- RECORDS SHOWN

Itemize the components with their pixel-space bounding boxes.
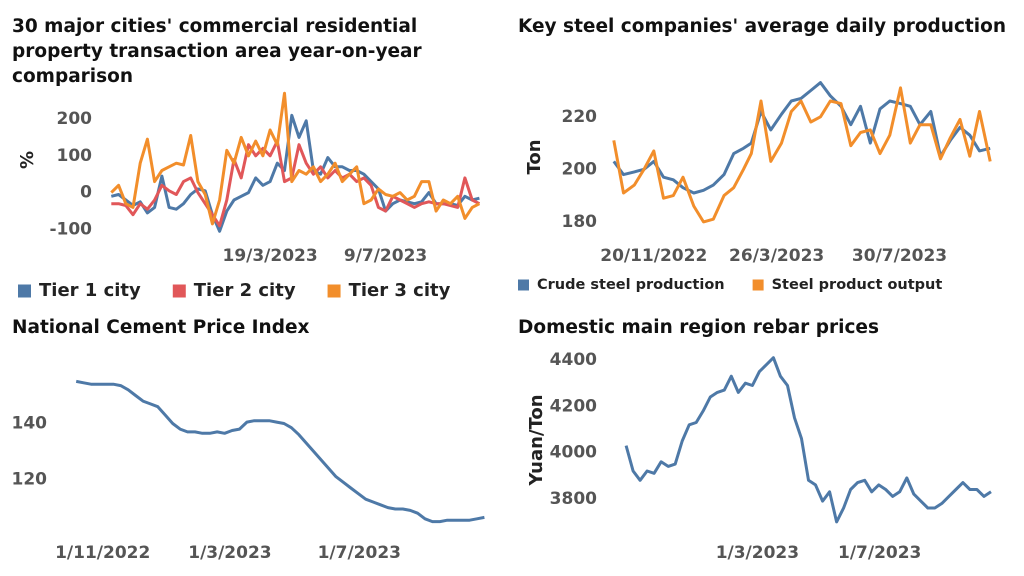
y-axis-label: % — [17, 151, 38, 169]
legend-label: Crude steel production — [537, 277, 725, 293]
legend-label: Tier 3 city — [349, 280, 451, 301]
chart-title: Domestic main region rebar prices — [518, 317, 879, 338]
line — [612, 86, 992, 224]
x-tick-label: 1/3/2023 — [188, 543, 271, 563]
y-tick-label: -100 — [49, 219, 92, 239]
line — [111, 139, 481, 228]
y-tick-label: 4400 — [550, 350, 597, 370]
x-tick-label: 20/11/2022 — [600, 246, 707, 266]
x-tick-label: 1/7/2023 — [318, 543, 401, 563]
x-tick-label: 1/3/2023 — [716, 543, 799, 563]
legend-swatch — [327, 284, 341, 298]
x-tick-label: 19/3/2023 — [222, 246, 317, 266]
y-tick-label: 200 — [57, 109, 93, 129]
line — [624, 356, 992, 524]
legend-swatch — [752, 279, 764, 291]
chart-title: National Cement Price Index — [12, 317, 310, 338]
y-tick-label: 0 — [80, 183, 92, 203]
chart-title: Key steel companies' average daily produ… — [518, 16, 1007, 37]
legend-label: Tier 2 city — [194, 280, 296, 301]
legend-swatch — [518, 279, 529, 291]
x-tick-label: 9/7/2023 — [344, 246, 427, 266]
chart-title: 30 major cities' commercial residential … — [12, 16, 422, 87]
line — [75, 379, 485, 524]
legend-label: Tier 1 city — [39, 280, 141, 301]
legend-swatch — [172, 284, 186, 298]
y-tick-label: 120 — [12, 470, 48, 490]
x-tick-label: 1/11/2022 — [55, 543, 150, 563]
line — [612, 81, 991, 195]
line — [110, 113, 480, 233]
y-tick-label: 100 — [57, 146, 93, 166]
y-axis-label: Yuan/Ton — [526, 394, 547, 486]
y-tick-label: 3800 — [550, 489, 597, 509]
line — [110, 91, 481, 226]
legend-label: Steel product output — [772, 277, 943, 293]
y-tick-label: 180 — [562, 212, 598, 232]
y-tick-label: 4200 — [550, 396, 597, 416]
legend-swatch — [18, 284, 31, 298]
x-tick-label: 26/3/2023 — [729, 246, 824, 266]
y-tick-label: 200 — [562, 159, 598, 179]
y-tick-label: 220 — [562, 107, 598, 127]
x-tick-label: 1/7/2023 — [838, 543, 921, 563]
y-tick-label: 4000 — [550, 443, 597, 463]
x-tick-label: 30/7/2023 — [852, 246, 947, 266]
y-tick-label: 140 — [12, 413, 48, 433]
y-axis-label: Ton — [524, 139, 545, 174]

- STATED TASK
Can you print every line of the item above verbatim, leaving out the picture?

- WRITTEN SOLUTION
Itemize the components with their pixel-space bounding boxes.
y-axis-label: % — [17, 151, 38, 169]
legend-label: Crude steel production — [537, 277, 725, 293]
legend-label: Tier 3 city — [349, 280, 451, 301]
chart-title: Domestic main region rebar prices — [518, 317, 879, 338]
line — [612, 86, 992, 224]
x-tick-label: 1/3/2023 — [188, 543, 271, 563]
y-tick-label: -100 — [49, 219, 92, 239]
line — [111, 139, 481, 228]
y-tick-label: 4400 — [550, 350, 597, 370]
x-tick-label: 20/11/2022 — [600, 246, 707, 266]
x-tick-label: 1/7/2023 — [318, 543, 401, 563]
x-tick-label: 1/3/2023 — [716, 543, 799, 563]
legend-swatch — [327, 284, 341, 298]
x-tick-label: 19/3/2023 — [222, 246, 317, 266]
y-tick-label: 200 — [57, 109, 93, 129]
line — [624, 356, 992, 524]
legend-swatch — [752, 279, 764, 291]
chart-title: National Cement Price Index — [12, 317, 310, 338]
y-tick-label: 0 — [80, 183, 92, 203]
chart-title: Key steel companies' average daily produ… — [518, 16, 1007, 37]
legend-label: Tier 2 city — [194, 280, 296, 301]
legend-swatch — [518, 279, 529, 291]
x-tick-label: 9/7/2023 — [344, 246, 427, 266]
chart-title: 30 major cities' commercial residential … — [12, 16, 422, 87]
line — [75, 379, 485, 524]
legend-label: Tier 1 city — [39, 280, 141, 301]
legend-swatch — [172, 284, 186, 298]
y-tick-label: 120 — [12, 470, 48, 490]
x-tick-label: 1/11/2022 — [55, 543, 150, 563]
line — [612, 81, 991, 195]
line — [110, 113, 480, 233]
y-tick-label: 100 — [57, 146, 93, 166]
y-axis-label: Yuan/Ton — [526, 394, 547, 486]
y-tick-label: 3800 — [550, 489, 597, 509]
line — [110, 91, 481, 226]
legend-label: Steel product output — [772, 277, 943, 293]
y-tick-label: 180 — [562, 212, 598, 232]
y-tick-label: 4200 — [550, 396, 597, 416]
legend-swatch — [18, 284, 31, 298]
x-tick-label: 26/3/2023 — [729, 246, 824, 266]
y-tick-label: 200 — [562, 159, 598, 179]
y-tick-label: 220 — [562, 107, 598, 127]
x-tick-label: 1/7/2023 — [838, 543, 921, 563]
y-tick-label: 4000 — [550, 443, 597, 463]
x-tick-label: 30/7/2023 — [852, 246, 947, 266]
y-tick-label: 140 — [12, 413, 48, 433]
y-axis-label: Ton — [524, 139, 545, 174]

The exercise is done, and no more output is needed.